Short exercise:
From the entries below, work out the number of lines that hold the word "icon", and give that number alone.
--- Start ---
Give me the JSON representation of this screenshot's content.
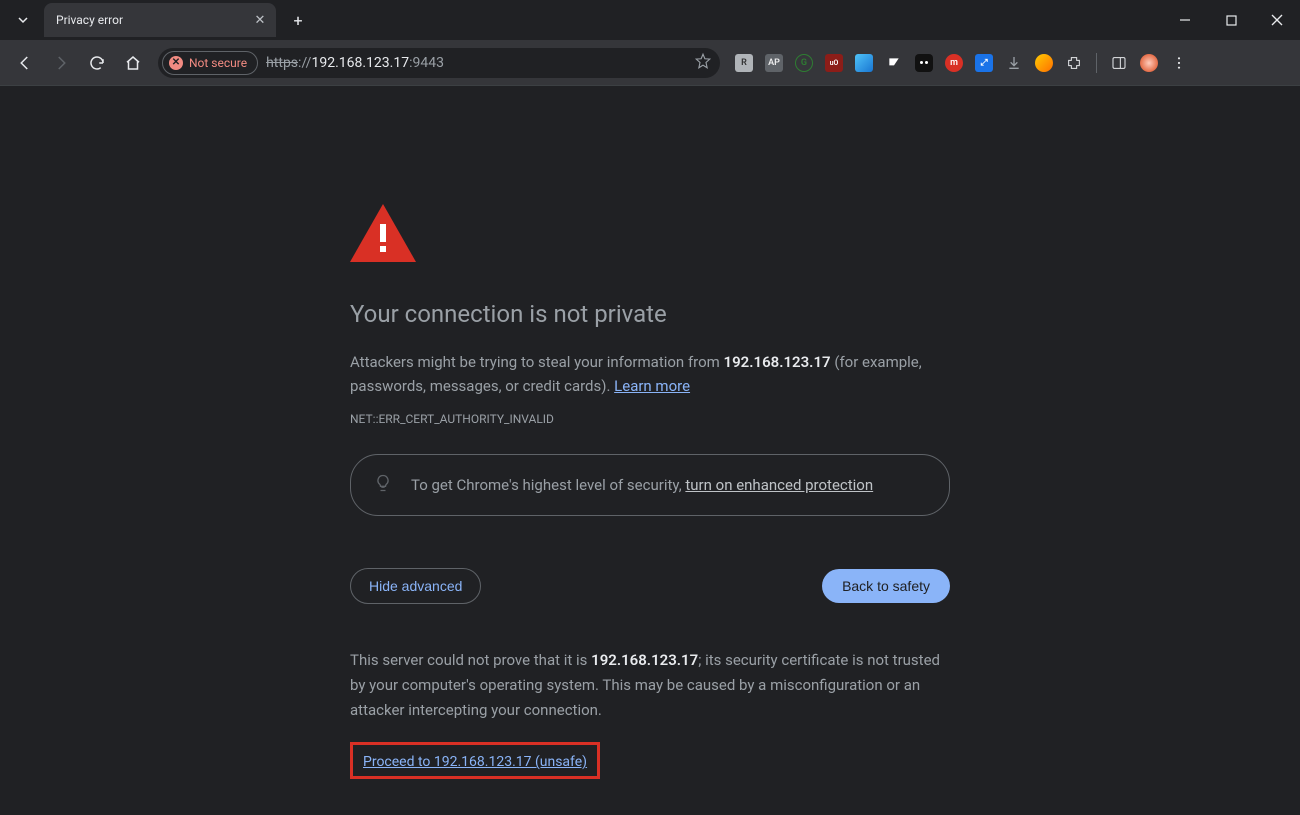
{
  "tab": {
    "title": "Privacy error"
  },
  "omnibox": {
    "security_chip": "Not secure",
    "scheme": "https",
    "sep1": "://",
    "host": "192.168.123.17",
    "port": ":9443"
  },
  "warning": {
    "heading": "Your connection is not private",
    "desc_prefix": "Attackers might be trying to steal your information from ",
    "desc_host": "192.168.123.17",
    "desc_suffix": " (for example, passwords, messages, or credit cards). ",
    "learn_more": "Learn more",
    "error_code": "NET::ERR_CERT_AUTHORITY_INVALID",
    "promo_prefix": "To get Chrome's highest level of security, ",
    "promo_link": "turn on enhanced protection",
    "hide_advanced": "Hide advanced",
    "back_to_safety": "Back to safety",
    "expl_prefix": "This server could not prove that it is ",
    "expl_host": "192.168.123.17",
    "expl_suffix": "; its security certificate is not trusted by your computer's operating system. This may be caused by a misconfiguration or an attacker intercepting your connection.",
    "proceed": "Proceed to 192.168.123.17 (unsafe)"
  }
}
--- End ---
--- Start ---
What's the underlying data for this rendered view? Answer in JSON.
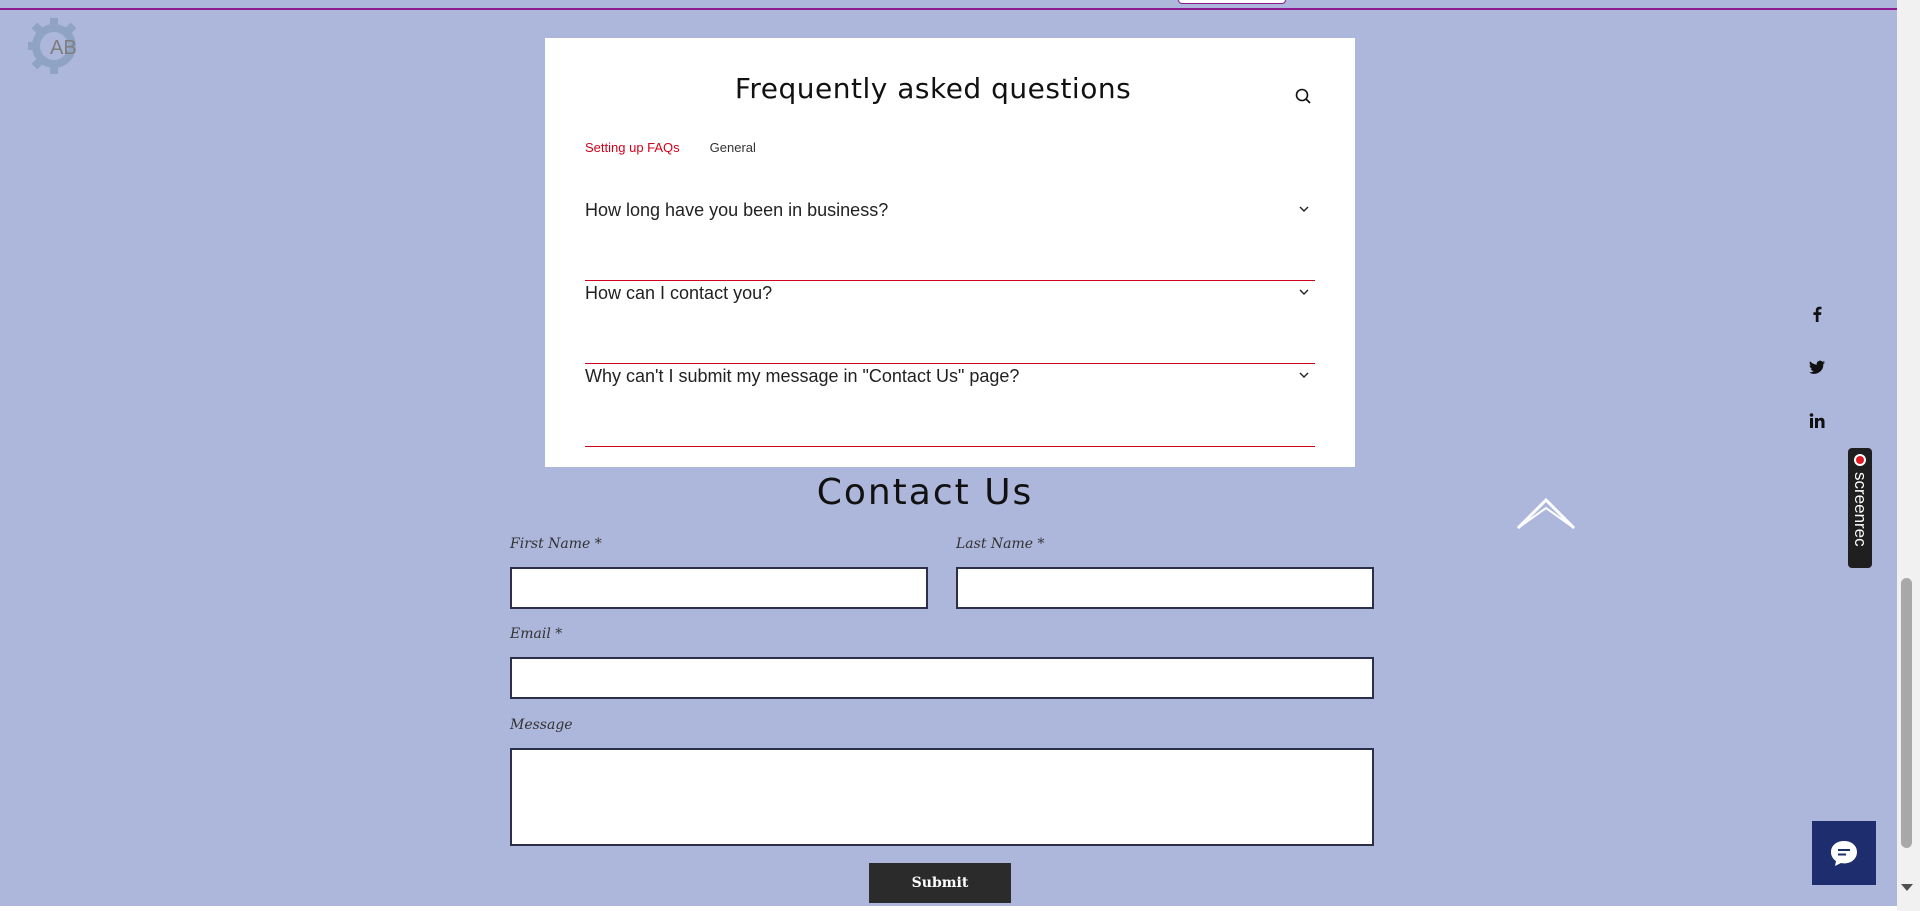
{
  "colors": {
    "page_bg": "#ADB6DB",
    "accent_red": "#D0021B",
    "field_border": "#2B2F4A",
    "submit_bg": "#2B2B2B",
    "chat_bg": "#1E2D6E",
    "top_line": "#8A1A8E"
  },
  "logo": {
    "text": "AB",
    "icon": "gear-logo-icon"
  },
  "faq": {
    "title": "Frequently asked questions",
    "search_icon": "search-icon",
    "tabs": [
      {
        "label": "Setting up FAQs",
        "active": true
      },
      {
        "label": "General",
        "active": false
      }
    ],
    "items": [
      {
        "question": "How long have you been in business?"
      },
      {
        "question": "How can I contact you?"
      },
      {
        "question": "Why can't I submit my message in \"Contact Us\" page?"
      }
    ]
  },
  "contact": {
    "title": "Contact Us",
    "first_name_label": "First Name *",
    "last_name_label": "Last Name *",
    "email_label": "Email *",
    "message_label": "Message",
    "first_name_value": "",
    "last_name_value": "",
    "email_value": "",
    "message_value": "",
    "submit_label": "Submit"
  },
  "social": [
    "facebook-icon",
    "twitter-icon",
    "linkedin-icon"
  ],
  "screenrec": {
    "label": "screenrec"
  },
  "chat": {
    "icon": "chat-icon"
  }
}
--- End ---
Written reply:
6